WHAT THIS TASK INVOLVES:
Using the data below, repeat all of it precisely.

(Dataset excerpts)
## START

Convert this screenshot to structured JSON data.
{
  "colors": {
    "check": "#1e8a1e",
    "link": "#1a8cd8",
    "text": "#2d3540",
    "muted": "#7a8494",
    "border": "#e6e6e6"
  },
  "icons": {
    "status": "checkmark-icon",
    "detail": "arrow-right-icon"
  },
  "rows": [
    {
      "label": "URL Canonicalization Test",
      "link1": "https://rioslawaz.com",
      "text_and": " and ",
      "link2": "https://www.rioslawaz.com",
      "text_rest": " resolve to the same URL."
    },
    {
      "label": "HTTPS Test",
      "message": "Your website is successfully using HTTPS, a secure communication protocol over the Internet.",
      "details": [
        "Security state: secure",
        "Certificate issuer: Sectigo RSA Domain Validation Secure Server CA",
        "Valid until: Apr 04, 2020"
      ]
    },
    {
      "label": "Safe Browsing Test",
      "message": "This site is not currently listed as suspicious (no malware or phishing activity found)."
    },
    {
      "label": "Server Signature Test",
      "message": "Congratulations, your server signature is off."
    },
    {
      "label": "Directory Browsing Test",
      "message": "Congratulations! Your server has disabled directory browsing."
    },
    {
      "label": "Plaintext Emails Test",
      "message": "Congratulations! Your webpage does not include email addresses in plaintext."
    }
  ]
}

## END

TASK RESPONSE:
Convert this screenshot to structured JSON data.
{
  "colors": {
    "check": "#1e8a1e",
    "link": "#1a8cd8",
    "text": "#2d3540",
    "muted": "#7a8494",
    "border": "#e6e6e6"
  },
  "icons": {
    "status": "checkmark-icon",
    "detail": "arrow-right-icon"
  },
  "rows": [
    {
      "label": "URL Canonicalization Test",
      "link1": "https://rioslawaz.com",
      "text_and": " and ",
      "link2": "https://www.rioslawaz.com",
      "text_rest": " resolve to the same URL."
    },
    {
      "label": "HTTPS Test",
      "message": "Your website is successfully using HTTPS, a secure communication protocol over the Internet.",
      "details": [
        "Security state: secure",
        "Certificate issuer: Sectigo RSA Domain Validation Secure Server CA",
        "Valid until: Apr 04, 2020"
      ]
    },
    {
      "label": "Safe Browsing Test",
      "message": "This site is not currently listed as suspicious (no malware or phishing activity found)."
    },
    {
      "label": "Server Signature Test",
      "message": "Congratulations, your server signature is off."
    },
    {
      "label": "Directory Browsing Test",
      "message": "Congratulations! Your server has disabled directory browsing."
    },
    {
      "label": "Plaintext Emails Test",
      "message": "Congratulations! Your webpage does not include email addresses in plaintext."
    }
  ]
}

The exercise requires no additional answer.